Secondly, ask yourself this: what happens when you disable the timer again? Well, the counter retains its current value. However, when you enable it afterwards, c will reset to n again. This is a bit of a drag if you want to disable the timer for a while (during a game-pause for instance) and then pick up where it left of. Well, yeah, but there is a way to make it happen. How? By turning it into a cascade timer via `TM_CASCADE`! Having that bit set in the `REG_TMxCNT` will cause the timer to be increased only when the preceding one overflows. If you prevent that from ever happening (if it's disabled for instance) then you will have effectively disabled your timer.

Lastly, given a certain n, then the timer will overflow after T= `10000h`n increments. Or, thanks to the wonders of two's complement, just T= −n. Combined with a cascade timer (or interrupts) you can build timers of any frequency, which is what you want from a timer.

Writing to REG_TMxD is weird
Writing into REG_TMxD may not do what you think it does. It does not set the timer value. Rather, it sets the initial value for the next timer run.
########################################
▶ **What you need to do**:
**a)** In the timer excerpt, what does writing into REG_TMxD set?
**b)** Output the passage of the timer excerpt starting with "Secondly, ask yourself" and going on through "disabled your timer.".
This data comes from a source unrelated to the timer excerpt.

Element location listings
########################################
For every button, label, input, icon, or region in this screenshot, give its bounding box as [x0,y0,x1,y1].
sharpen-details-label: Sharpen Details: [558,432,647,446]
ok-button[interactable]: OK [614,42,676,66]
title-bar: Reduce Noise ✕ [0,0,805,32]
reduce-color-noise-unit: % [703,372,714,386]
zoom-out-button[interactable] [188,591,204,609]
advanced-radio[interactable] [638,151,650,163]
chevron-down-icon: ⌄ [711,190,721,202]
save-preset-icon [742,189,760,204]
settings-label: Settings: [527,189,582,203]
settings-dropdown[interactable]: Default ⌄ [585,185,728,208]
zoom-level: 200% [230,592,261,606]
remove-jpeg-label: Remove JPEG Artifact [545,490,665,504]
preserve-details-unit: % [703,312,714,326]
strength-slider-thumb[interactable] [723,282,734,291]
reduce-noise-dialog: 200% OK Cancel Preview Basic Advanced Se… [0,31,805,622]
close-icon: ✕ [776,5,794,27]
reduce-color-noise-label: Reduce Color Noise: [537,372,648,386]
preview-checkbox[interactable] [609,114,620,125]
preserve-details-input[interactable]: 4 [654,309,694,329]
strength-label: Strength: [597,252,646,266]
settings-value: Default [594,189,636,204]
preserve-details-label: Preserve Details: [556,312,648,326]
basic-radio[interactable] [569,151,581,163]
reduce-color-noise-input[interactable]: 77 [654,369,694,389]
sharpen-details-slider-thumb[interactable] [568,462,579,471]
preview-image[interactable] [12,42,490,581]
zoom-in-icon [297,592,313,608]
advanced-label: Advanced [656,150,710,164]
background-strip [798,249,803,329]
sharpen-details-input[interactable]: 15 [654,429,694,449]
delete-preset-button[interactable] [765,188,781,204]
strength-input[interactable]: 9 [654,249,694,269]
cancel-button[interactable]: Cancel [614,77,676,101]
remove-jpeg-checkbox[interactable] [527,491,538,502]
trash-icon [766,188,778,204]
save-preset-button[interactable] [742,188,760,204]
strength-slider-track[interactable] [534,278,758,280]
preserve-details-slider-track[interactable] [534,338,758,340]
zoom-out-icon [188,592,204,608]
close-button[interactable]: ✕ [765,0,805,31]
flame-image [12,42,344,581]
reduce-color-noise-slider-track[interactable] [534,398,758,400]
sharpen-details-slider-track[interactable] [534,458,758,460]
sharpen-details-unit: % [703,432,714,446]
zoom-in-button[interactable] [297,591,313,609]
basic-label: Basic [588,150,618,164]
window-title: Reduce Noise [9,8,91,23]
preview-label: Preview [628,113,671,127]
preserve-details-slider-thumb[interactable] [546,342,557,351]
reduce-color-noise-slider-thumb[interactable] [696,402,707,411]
########################################
▶ **Results in order**:
**a)** It sets the initial value for the next timer run.

**b)**
Secondly, ask yourself this: what happens when you disable the timer again? Well, the counter retains its current value. However, when you enable it afterwards, c will reset to n again. This is a bit of a drag if you want to disable the timer for a while (during a game-pause for instance) and then pick up where it left of. Well, yeah, but there is a way to make it happen. How? By turning it into a cascade timer via `TM_CASCADE`! Having that bit set in the `REG_TMxCNT` will cause the timer to be increased only when the preceding one overflows. If you prevent that from ever happening (if it's disabled for instance) then you will have effectively disabled your timer.